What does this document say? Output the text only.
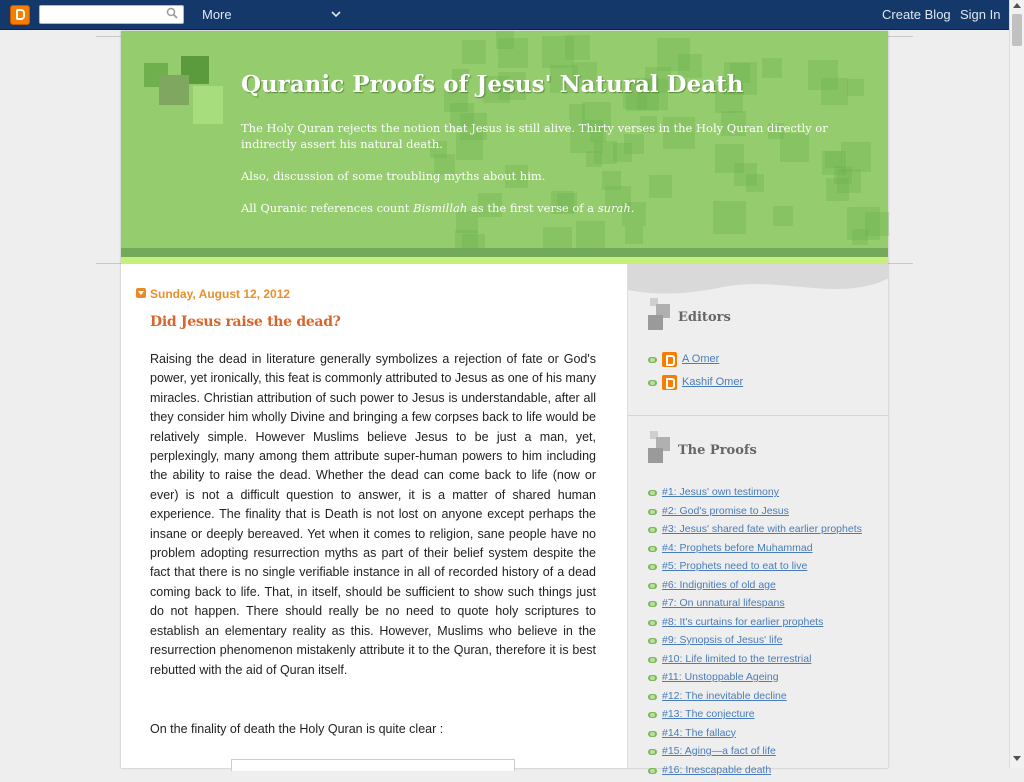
More	Create Blog Sign In
Quranic Proofs of Jesus' Natural Death
The Holy Quran rejects the notion that Jesus is still alive. Thirty verses in the Holy Quran directly or indirectly assert his natural death.
Also, discussion of some troubling myths about him.
All Quranic references count Bismillah as the first verse of a surah.
Sunday, August 12, 2012
Did Jesus raise the dead?
Raising the dead in literature generally symbolizes a rejection of fate or God's power, yet ironically, this feat is commonly attributed to Jesus as one of his many miracles. Christian attribution of such power to Jesus is understandable, after all they consider him wholly Divine and bringing a few corpses back to life would be relatively simple. However Muslims believe Jesus to be just a man, yet, perplexingly, many among them attribute super-human powers to him including the ability to raise the dead. Whether the dead can come back to life (now or ever) is not a difficult question to answer, it is a matter of shared human experience. The finality that is Death is not lost on anyone except perhaps the insane or deeply bereaved. Yet when it comes to religion, sane people have no problem adopting resurrection myths as part of their belief system despite the fact that there is no single verifiable instance in all of recorded history of a dead coming back to life. That, in itself, should be sufficient to show such things just do not happen. There should really be no need to quote holy scriptures to establish an elementary reality as this. However, Muslims who believe in the resurrection phenomenon mistakenly attribute it to the Quran, therefore it is best rebutted with the aid of Quran itself.
On the finality of death the Holy Quran is quite clear :
Editors
A Omer
Kashif Omer
The Proofs
#1: Jesus' own testimony
#2: God's promise to Jesus
#3: Jesus' shared fate with earlier prophets
#4: Prophets before Muhammad
#5: Prophets need to eat to live
#6: Indignities of old age
#7: On unnatural lifespans
#8: It's curtains for earlier prophets
#9: Synopsis of Jesus' life
#10: Life limited to the terrestrial
#11: Unstoppable Ageing
#12: The inevitable decline
#13: The conjecture
#14: The fallacy
#15: Aging—a fact of life
#16: Inescapable death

Required task: Every record is to be reproduced exactly, with no pictures included.

Response to the task:
What does this document say? Output the text only.
More	Create Blog Sign In
Quranic Proofs of Jesus' Natural Death
The Holy Quran rejects the notion that Jesus is still alive. Thirty verses in the Holy Quran directly or indirectly assert his natural death.
Also, discussion of some troubling myths about him.
All Quranic references count Bismillah as the first verse of a surah.
Sunday, August 12, 2012
Did Jesus raise the dead?
Raising the dead in literature generally symbolizes a rejection of fate or God's power, yet ironically, this feat is commonly attributed to Jesus as one of his many miracles. Christian attribution of such power to Jesus is understandable, after all they consider him wholly Divine and bringing a few corpses back to life would be relatively simple. However Muslims believe Jesus to be just a man, yet, perplexingly, many among them attribute super-human powers to him including the ability to raise the dead. Whether the dead can come back to life (now or ever) is not a difficult question to answer, it is a matter of shared human experience. The finality that is Death is not lost on anyone except perhaps the insane or deeply bereaved. Yet when it comes to religion, sane people have no problem adopting resurrection myths as part of their belief system despite the fact that there is no single verifiable instance in all of recorded history of a dead coming back to life. That, in itself, should be sufficient to show such things just do not happen. There should really be no need to quote holy scriptures to establish an elementary reality as this. However, Muslims who believe in the resurrection phenomenon mistakenly attribute it to the Quran, therefore it is best rebutted with the aid of Quran itself.
On the finality of death the Holy Quran is quite clear :
Editors
A Omer
Kashif Omer
The Proofs
#1: Jesus' own testimony
#2: God's promise to Jesus
#3: Jesus' shared fate with earlier prophets
#4: Prophets before Muhammad
#5: Prophets need to eat to live
#6: Indignities of old age
#7: On unnatural lifespans
#8: It's curtains for earlier prophets
#9: Synopsis of Jesus' life
#10: Life limited to the terrestrial
#11: Unstoppable Ageing
#12: The inevitable decline
#13: The conjecture
#14: The fallacy
#15: Aging—a fact of life
#16: Inescapable death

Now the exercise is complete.